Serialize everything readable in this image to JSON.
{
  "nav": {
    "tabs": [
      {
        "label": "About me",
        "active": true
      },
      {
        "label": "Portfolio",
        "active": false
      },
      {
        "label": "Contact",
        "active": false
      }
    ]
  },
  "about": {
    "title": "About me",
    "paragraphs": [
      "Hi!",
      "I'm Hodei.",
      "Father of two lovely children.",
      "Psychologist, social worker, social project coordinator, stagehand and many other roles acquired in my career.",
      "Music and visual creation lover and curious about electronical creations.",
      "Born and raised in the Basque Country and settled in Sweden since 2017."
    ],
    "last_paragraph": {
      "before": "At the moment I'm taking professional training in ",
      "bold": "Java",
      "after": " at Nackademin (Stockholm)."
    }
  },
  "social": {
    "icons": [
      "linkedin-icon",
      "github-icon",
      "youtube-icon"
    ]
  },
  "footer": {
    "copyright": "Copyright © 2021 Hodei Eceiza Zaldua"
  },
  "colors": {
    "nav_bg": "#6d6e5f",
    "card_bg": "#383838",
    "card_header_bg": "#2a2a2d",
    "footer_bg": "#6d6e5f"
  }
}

---

--- GIVEN EXERCISE ---
Go through the listing above and restate it word for word.

--- PROBLEM SOLUTION ---
Serialize everything readable in this image to JSON.
{
  "nav": {
    "tabs": [
      {
        "label": "About me",
        "active": true
      },
      {
        "label": "Portfolio",
        "active": false
      },
      {
        "label": "Contact",
        "active": false
      }
    ]
  },
  "about": {
    "title": "About me",
    "paragraphs": [
      "Hi!",
      "I'm Hodei.",
      "Father of two lovely children.",
      "Psychologist, social worker, social project coordinator, stagehand and many other roles acquired in my career.",
      "Music and visual creation lover and curious about electronical creations.",
      "Born and raised in the Basque Country and settled in Sweden since 2017."
    ],
    "last_paragraph": {
      "before": "At the moment I'm taking professional training in ",
      "bold": "Java",
      "after": " at Nackademin (Stockholm)."
    }
  },
  "social": {
    "icons": [
      "linkedin-icon",
      "github-icon",
      "youtube-icon"
    ]
  },
  "footer": {
    "copyright": "Copyright © 2021 Hodei Eceiza Zaldua"
  },
  "colors": {
    "nav_bg": "#6d6e5f",
    "card_bg": "#383838",
    "card_header_bg": "#2a2a2d",
    "footer_bg": "#6d6e5f"
  }
}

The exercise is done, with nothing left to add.